◆ **What is expected**
Can you transcribe the data exactly? Leave the pictures out.

◆ **Stored records**

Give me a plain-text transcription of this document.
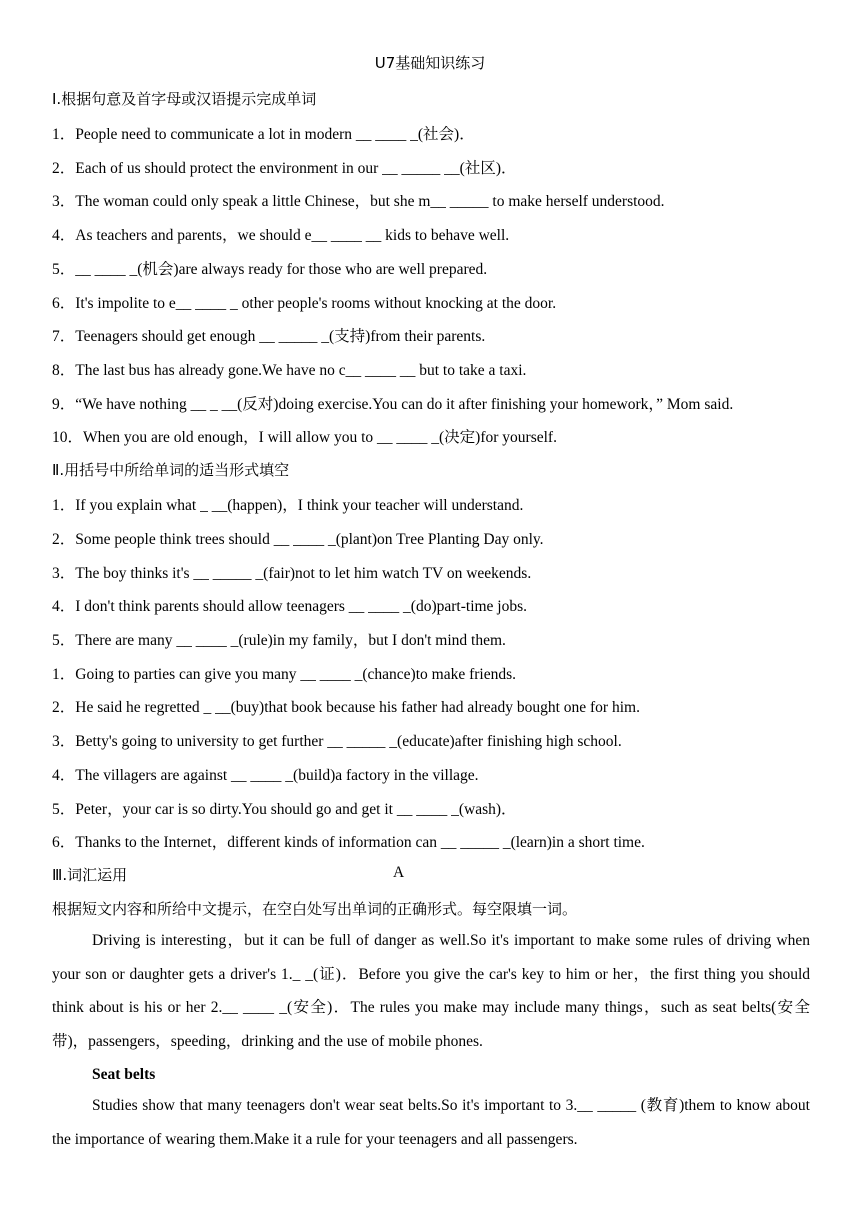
U7基础知识练习
Ⅰ.根据句意及首字母或汉语提示完成单词
1．People need to communicate a lot in modern __ ____ _(社会)．
2．Each of us should protect the environment in our __ _____ __(社区)．
3．The woman could only speak a little Chinese，but she m__ _____ to make herself understood.
4．As teachers and parents，we should e__ ____ __ kids to behave well.
5．__ ____ _(机会)are always ready for those who are well prepared.
6．It's impolite to e__ ____ _ other people's rooms without knocking at the door.
7．Teenagers should get enough __ _____ _(支持)from their parents.
8．The last bus has already gone.We have no c__ ____ __ but to take a taxi.
9．“We have nothing __ _ __(反对)doing exercise.You can do it after finishing your homework，” Mom said.
10．When you are old enough，I will allow you to __ ____ _(决定)for yourself.
Ⅱ.用括号中所给单词的适当形式填空
1．If you explain what _ __(happen)，I think your teacher will understand.
2．Some people think trees should __ ____ _(plant)on Tree Planting Day only.
3．The boy thinks it's __ _____ _(fair)not to let him watch TV on weekends.
4．I don't think parents should allow teenagers __ ____ _(do)part-time jobs.
5．There are many __ ____ _(rule)in my family，but I don't mind them.
1．Going to parties can give you many __ ____ _(chance)to make friends.
2．He said he regretted _ __(buy)that book because his father had already bought one for him.
3．Betty's going to university to get further __ _____ _(educate)after finishing high school.
4．The villagers are against __ ____ _(build)a factory in the village.
5．Peter，your car is so dirty.You should go and get it __ ____ _(wash)．
6．Thanks to the Internet，different kinds of information can __ _____ _(learn)in a short time.
Ⅲ.词汇运用	A
根据短文内容和所给中文提示，在空白处写出单词的正确形式。每空限填一词。
Driving is interesting，but it can be full of danger as well.So it's important to make some rules of driving when your son or daughter gets a driver's 1._ _(证)．Before you give the car's key to him or her，the first thing you should think about is his or her 2.__ ____ _(安全)．The rules you make may include many things，such as seat belts(安全带)，passengers，speeding，drinking and the use of mobile phones.
Seat belts
Studies show that many teenagers don't wear seat belts.So it's important to 3.__ _____ (教育)them to know about the importance of wearing them.Make it a rule for your teenagers and all passengers.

◆ **Problem solution**
Give me a plain-text transcription of this document.
U7基础知识练习
Ⅰ.根据句意及首字母或汉语提示完成单词
1．People need to communicate a lot in modern __ ____ _(社会)．
2．Each of us should protect the environment in our __ _____ __(社区)．
3．The woman could only speak a little Chinese，but she m__ _____ to make herself understood.
4．As teachers and parents，we should e__ ____ __ kids to behave well.
5．__ ____ _(机会)are always ready for those who are well prepared.
6．It's impolite to e__ ____ _ other people's rooms without knocking at the door.
7．Teenagers should get enough __ _____ _(支持)from their parents.
8．The last bus has already gone.We have no c__ ____ __ but to take a taxi.
9．“We have nothing __ _ __(反对)doing exercise.You can do it after finishing your homework，” Mom said.
10．When you are old enough，I will allow you to __ ____ _(决定)for yourself.
Ⅱ.用括号中所给单词的适当形式填空
1．If you explain what _ __(happen)，I think your teacher will understand.
2．Some people think trees should __ ____ _(plant)on Tree Planting Day only.
3．The boy thinks it's __ _____ _(fair)not to let him watch TV on weekends.
4．I don't think parents should allow teenagers __ ____ _(do)part-time jobs.
5．There are many __ ____ _(rule)in my family，but I don't mind them.
1．Going to parties can give you many __ ____ _(chance)to make friends.
2．He said he regretted _ __(buy)that book because his father had already bought one for him.
3．Betty's going to university to get further __ _____ _(educate)after finishing high school.
4．The villagers are against __ ____ _(build)a factory in the village.
5．Peter，your car is so dirty.You should go and get it __ ____ _(wash)．
6．Thanks to the Internet，different kinds of information can __ _____ _(learn)in a short time.
Ⅲ.词汇运用	A
根据短文内容和所给中文提示，在空白处写出单词的正确形式。每空限填一词。
Driving is interesting，but it can be full of danger as well.So it's important to make some rules of driving when your son or daughter gets a driver's 1._ _(证)．Before you give the car's key to him or her，the first thing you should think about is his or her 2.__ ____ _(安全)．The rules you make may include many things，such as seat belts(安全带)，passengers，speeding，drinking and the use of mobile phones.
Seat belts
Studies show that many teenagers don't wear seat belts.So it's important to 3.__ _____ (教育)them to know about the importance of wearing them.Make it a rule for your teenagers and all passengers.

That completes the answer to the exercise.